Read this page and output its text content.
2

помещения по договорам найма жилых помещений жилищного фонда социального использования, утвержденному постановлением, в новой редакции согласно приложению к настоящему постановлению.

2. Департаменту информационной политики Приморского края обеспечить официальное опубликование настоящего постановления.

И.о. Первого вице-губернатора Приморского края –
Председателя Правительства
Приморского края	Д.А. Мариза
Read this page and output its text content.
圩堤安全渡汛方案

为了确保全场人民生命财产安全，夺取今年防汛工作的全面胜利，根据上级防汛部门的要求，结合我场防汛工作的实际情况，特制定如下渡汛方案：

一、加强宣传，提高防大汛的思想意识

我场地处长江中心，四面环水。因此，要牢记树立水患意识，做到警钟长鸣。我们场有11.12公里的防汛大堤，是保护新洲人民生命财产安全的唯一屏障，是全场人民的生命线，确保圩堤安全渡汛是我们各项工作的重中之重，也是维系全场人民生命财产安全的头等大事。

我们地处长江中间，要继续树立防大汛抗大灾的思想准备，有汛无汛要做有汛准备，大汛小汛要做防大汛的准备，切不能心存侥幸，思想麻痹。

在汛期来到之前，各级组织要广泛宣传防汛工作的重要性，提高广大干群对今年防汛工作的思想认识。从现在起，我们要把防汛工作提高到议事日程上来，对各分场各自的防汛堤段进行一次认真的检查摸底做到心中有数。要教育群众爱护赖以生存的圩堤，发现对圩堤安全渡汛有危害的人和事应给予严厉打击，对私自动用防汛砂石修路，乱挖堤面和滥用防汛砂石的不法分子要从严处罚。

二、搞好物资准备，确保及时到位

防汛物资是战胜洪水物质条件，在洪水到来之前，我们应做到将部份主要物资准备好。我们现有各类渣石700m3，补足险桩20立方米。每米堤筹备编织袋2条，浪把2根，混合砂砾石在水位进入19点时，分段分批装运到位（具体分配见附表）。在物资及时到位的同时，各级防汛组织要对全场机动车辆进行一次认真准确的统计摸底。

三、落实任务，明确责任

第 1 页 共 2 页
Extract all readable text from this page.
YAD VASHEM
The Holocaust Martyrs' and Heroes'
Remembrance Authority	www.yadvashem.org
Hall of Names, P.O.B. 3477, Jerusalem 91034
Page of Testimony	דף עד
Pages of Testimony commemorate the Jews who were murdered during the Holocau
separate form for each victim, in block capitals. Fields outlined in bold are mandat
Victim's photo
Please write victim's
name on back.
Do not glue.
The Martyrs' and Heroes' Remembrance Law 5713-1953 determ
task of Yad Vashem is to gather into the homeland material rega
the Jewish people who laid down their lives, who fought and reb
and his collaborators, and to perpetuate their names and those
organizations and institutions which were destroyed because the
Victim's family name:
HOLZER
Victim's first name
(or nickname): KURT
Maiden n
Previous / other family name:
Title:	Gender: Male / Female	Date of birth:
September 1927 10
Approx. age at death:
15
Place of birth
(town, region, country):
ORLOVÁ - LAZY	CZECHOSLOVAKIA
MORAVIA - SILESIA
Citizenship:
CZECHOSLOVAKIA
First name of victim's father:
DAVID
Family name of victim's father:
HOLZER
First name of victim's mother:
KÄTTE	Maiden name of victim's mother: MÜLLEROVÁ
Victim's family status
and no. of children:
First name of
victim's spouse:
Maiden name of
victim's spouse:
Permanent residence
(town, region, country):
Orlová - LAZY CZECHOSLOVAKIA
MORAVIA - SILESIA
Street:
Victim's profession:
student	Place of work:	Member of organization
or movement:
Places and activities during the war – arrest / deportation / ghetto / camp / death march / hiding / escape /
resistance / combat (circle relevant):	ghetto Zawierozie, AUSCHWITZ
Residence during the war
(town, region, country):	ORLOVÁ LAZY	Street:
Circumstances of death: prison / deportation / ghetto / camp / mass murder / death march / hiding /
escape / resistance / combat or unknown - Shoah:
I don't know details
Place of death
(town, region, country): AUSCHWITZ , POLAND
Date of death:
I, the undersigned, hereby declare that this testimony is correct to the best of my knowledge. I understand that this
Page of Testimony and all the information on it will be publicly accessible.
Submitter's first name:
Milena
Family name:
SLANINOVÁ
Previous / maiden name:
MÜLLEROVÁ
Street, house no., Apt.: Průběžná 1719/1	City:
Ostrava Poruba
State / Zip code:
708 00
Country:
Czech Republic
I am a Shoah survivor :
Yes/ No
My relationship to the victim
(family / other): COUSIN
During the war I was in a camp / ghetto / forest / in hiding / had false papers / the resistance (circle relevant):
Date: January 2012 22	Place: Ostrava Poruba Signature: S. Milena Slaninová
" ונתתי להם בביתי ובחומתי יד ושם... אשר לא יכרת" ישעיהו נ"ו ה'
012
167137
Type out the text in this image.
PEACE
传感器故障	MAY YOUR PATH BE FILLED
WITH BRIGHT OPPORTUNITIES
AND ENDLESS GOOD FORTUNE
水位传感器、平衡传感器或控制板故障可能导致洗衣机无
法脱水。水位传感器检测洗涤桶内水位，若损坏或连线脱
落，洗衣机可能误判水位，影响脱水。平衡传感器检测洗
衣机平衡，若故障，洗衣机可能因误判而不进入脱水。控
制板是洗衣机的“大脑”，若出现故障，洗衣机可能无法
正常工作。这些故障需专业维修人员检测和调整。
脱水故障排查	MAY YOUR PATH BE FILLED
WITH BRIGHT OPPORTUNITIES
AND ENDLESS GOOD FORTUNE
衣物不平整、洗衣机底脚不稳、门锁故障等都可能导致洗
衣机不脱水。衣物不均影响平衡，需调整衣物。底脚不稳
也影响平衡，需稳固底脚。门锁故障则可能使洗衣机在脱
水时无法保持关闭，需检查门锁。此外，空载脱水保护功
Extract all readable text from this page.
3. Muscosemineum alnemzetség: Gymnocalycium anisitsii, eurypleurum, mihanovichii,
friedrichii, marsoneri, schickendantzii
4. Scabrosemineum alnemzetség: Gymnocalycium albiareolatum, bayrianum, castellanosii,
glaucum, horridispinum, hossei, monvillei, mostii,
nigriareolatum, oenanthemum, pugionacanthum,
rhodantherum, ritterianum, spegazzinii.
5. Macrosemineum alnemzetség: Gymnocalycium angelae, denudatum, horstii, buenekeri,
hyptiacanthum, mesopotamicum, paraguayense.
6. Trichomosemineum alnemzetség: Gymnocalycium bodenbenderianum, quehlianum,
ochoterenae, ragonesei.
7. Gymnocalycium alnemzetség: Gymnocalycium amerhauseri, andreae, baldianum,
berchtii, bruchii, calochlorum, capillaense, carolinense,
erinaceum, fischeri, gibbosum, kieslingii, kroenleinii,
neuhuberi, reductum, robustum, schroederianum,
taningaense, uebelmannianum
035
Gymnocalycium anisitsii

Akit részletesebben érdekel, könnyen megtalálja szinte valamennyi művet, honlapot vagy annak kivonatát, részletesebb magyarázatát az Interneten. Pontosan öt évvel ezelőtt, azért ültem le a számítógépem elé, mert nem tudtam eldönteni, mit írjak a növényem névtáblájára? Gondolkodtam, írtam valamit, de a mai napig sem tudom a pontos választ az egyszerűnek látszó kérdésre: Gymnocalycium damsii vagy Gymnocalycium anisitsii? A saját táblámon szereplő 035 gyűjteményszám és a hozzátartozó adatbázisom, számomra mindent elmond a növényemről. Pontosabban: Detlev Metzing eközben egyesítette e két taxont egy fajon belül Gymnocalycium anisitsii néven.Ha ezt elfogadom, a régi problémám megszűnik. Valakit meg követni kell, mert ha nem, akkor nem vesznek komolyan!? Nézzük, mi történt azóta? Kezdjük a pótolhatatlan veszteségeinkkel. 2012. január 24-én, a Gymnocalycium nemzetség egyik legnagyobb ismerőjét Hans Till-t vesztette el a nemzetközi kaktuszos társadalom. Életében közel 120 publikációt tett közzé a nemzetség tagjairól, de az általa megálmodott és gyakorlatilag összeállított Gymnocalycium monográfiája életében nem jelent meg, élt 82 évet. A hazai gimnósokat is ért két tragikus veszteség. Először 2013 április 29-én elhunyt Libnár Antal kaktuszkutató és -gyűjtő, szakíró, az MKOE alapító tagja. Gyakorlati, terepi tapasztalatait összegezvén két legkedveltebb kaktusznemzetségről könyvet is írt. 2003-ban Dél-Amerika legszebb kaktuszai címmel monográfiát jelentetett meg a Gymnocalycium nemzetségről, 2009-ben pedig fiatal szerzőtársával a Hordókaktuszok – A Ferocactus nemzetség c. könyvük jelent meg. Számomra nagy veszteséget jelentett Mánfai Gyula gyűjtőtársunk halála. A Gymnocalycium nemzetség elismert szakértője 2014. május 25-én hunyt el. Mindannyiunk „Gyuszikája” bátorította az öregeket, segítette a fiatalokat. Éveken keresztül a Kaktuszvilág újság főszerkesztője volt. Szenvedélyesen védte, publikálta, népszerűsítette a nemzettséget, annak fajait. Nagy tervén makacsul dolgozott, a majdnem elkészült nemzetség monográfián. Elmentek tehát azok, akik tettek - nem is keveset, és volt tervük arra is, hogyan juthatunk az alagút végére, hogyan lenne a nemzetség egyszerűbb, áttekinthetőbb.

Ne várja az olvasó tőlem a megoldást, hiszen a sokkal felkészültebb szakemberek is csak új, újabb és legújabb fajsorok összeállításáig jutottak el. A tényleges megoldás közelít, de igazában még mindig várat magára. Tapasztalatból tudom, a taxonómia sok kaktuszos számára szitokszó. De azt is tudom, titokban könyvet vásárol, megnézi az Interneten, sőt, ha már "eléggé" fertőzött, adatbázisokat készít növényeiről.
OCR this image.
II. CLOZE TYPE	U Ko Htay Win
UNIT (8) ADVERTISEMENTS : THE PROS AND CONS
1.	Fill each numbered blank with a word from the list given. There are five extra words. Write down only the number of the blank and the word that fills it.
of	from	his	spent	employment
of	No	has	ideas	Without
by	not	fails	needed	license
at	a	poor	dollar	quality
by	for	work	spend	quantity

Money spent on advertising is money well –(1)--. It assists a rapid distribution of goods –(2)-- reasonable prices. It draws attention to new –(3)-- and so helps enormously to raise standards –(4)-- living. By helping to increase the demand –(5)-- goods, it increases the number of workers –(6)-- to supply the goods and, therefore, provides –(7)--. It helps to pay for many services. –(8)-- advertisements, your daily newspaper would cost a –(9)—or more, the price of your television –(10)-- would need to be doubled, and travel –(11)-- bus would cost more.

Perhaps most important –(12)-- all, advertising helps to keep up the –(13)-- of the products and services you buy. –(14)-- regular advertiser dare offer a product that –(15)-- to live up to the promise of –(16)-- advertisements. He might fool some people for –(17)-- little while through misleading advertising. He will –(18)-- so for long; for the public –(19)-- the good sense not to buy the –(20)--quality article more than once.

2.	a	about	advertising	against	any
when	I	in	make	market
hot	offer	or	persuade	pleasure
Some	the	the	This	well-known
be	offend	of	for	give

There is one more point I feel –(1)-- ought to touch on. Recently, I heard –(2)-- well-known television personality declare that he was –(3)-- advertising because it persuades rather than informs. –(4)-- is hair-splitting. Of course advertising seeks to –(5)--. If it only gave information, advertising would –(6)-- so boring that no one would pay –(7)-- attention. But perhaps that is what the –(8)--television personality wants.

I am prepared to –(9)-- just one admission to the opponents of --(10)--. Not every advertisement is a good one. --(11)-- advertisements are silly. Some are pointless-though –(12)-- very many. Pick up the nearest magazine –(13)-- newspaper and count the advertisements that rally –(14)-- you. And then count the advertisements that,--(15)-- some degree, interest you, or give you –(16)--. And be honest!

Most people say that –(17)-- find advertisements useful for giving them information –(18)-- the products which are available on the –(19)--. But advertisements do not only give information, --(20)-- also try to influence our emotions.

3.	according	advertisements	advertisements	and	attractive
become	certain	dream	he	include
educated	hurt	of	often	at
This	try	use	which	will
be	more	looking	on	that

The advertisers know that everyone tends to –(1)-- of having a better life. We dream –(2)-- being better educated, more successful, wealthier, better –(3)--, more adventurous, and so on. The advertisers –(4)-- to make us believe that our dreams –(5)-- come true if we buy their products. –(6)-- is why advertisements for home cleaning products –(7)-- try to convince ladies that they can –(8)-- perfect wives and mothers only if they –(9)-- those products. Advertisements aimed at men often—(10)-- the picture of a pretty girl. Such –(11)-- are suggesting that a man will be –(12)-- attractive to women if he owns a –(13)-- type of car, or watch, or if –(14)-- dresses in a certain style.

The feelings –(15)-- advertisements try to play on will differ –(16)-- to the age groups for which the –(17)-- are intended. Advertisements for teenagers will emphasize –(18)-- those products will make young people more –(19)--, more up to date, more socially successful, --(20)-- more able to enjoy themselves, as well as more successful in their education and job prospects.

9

━━━━━━━━━━━━━━━━

EXERCISE OBJECTIVE:
Look through the material and copy each line that has "were".

COMPLETE ANSWER:
Pages of Testimony commemorate the Jews who were murdered during the Holocau
organizations and institutions which were destroyed because the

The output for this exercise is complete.